* **STATED TASK**
Find the lines holding the string "extrema" in the data, then copy all of them.
[start RECORDS PROVIDED]
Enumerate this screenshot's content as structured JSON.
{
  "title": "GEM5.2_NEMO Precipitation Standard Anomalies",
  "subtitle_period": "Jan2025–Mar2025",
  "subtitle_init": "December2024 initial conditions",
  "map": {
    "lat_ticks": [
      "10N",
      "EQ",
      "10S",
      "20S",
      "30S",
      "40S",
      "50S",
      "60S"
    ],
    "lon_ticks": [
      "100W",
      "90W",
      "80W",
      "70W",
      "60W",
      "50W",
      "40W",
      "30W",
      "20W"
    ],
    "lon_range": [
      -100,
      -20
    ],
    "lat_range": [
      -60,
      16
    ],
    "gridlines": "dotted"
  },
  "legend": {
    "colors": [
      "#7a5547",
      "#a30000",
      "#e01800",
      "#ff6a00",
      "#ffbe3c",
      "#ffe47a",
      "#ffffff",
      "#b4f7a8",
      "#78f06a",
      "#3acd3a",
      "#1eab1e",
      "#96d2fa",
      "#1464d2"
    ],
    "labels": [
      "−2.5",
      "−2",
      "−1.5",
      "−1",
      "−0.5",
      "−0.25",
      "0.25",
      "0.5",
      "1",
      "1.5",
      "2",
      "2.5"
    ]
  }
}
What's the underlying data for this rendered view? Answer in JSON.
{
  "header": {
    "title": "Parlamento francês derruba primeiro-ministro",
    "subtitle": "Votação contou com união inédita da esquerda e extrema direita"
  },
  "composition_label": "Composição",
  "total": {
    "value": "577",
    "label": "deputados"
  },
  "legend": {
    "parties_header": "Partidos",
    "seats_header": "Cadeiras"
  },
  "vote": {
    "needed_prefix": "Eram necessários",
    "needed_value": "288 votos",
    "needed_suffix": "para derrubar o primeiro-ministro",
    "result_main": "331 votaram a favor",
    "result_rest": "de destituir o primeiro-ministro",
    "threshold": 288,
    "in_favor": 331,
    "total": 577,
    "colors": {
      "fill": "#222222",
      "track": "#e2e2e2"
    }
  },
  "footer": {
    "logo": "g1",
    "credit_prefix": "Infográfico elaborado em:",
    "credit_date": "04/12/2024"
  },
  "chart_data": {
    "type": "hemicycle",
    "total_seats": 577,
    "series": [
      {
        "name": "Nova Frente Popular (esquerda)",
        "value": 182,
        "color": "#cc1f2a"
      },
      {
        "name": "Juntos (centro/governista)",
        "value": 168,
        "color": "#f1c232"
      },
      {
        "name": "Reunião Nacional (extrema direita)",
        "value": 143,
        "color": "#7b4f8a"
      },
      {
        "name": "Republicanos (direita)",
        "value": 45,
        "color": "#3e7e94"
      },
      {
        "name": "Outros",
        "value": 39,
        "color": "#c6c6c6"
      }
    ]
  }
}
[end RECORDS PROVIDED]
* **TASK SOLUTION**
    "subtitle": "Votação contou com união inédita da esquerda e extrema direita"
        "name": "Reunião Nacional (extrema direita)",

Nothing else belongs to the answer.